- _Text block_
In this protocol too a read hit is only handled by the cache with no status change. On a read miss, the highest priority cache will give the data (daisy chain). If no cache has the data, then memory will provide the block. All caches that match the data will set the status to SHARED UNMODIFIED. If the status in one of the caches was EXCLUSIVE MODIFIED, the block is written back to main memory. The requesting cache sets the status to SHARED-UNMODIFIED if the block came from another cache, and to EXCL-UNMODIFIED if the block came from main memory. On a write miss the same read cycle is done to cache the block. But an invalidate signal accompanies the read request, on which all caches invalidate their copies of the block. The requesting cache sets the status of the block to EXCLUSIVE-MODIFIED. On a write hit, the cache is updated and the status is set to EXCLUSIVE-MODIFIED. Only if the status of the block was SHARED UNMODIFIED an invalidation signal is sent.

2.2.6 Dragon, states: dirty(M), shared dirty(O), valid exclusive(E), shared clean(S) [McC85(P52)]

This protocol looks like write once, but it uses a shared line to see if a block resides in more caches. A cache that monitors a read or write request for a block it contains, raises the shared line. The shared states can be used to minimise the number of writes.

On a read miss, the data are read. If another cache has a dirty copy, it supplies the data, otherwise the block comes from main memory. All caches that contain a copy of the block, mark their copy as SHARED. Otherwise the cache marks the data as VALID EXCLUSIVE. If the shared line is raised, the block is loaded as SHARED CLEAN, otherwise as VALID EXCLUSIVE.

Layout element entries:

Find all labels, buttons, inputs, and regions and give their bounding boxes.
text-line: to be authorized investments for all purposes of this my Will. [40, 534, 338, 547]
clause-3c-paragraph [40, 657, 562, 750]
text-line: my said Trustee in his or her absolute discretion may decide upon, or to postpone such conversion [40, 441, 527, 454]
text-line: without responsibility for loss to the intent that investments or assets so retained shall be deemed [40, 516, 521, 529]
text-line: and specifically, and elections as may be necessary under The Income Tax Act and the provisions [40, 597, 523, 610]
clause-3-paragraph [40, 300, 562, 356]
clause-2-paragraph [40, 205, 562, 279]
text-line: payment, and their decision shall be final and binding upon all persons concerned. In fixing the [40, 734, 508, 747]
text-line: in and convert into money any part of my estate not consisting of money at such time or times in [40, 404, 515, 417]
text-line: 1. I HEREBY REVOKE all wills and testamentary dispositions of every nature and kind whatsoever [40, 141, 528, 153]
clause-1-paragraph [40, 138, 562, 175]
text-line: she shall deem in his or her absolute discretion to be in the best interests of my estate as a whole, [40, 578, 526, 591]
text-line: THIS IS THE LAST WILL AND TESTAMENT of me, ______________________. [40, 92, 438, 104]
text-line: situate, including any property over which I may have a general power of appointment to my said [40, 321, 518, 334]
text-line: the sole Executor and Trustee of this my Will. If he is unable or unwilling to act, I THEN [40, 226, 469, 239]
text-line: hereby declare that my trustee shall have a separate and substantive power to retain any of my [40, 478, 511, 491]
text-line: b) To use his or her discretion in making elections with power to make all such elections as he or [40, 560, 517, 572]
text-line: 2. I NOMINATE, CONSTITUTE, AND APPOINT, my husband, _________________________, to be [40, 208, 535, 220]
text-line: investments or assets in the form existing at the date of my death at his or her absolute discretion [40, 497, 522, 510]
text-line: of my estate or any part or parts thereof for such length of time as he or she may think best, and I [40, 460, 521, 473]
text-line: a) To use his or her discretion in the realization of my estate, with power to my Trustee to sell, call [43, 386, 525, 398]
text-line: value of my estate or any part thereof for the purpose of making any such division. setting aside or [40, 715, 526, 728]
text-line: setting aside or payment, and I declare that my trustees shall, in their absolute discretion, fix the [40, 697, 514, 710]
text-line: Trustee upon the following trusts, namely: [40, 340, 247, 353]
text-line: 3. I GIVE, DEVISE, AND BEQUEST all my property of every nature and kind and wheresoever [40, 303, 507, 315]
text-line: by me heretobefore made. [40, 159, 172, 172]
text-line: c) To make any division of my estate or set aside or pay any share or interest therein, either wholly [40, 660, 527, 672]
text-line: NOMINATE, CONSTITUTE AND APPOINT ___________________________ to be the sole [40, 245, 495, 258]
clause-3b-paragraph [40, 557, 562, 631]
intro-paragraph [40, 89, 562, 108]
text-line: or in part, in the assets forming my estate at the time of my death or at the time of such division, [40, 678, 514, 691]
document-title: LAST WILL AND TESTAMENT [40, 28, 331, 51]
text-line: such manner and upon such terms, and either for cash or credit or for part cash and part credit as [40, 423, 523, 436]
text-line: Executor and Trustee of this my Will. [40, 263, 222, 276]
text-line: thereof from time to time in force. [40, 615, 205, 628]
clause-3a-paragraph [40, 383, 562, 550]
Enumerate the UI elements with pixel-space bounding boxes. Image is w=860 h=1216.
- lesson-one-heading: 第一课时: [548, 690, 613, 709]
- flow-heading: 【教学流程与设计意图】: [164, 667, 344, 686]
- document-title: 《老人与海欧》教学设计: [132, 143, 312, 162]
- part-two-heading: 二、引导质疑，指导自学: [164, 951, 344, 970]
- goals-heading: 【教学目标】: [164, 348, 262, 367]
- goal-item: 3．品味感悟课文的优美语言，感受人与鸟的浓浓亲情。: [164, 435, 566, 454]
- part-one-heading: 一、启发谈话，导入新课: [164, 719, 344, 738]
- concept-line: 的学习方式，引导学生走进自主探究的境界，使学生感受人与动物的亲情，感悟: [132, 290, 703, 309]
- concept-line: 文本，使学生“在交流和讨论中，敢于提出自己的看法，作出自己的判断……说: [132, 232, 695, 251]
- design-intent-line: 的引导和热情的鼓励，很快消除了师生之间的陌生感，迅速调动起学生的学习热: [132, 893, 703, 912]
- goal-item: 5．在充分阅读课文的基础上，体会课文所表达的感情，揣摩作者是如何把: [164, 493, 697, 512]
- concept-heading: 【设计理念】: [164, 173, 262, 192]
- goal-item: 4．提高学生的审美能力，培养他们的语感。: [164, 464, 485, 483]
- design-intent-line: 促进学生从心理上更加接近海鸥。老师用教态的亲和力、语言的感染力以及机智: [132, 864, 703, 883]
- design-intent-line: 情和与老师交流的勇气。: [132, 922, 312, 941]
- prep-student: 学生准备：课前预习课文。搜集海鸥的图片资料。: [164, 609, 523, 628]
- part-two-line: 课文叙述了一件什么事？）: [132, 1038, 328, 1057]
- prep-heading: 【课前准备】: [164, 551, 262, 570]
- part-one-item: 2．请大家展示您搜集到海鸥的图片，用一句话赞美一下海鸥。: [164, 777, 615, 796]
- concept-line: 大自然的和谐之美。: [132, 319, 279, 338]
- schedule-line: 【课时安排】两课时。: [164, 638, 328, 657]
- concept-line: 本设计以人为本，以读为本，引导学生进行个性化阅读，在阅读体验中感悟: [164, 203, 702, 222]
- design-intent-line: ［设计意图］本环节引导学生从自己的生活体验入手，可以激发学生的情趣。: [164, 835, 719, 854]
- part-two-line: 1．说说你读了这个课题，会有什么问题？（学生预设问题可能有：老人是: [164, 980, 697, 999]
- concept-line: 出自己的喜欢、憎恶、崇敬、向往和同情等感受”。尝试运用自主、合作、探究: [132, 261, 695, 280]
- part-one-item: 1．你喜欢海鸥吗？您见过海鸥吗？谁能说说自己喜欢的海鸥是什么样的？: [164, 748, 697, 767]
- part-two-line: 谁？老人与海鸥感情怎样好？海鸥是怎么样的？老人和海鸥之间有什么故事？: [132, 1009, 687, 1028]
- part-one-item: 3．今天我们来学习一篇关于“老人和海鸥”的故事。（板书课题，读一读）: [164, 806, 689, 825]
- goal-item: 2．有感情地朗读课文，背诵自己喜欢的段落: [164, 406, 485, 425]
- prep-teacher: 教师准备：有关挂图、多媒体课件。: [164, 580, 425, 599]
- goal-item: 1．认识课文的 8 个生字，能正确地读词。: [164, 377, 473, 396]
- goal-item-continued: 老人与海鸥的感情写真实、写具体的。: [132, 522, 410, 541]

- _Written exercise 1_
What four states does the cache coherence text give for the Dragon protocol in its heading?
- _Written exercise 2_
Rewrite the entries from the first one through the line holding "clause-2-paragraph [40, 205, 562, 279]", inclusive, swapping each "investments" for "holdings" and changing nothing else.

- _Task solution 1_
- dirty(M)
- shared dirty(O)
- valid exclusive(E)
- shared clean(S)

- _Task solution 2_
Find all labels, buttons, inputs, and regions and give their bounding boxes.
text-line: to be authorized holdings for all purposes of this my Will. [40, 534, 338, 547]
clause-3c-paragraph [40, 657, 562, 750]
text-line: my said Trustee in his or her absolute discretion may decide upon, or to postpone such conversion [40, 441, 527, 454]
text-line: without responsibility for loss to the intent that holdings or assets so retained shall be deemed [40, 516, 521, 529]
text-line: and specifically, and elections as may be necessary under The Income Tax Act and the provisions [40, 597, 523, 610]
clause-3-paragraph [40, 300, 562, 356]
clause-2-paragraph [40, 205, 562, 279]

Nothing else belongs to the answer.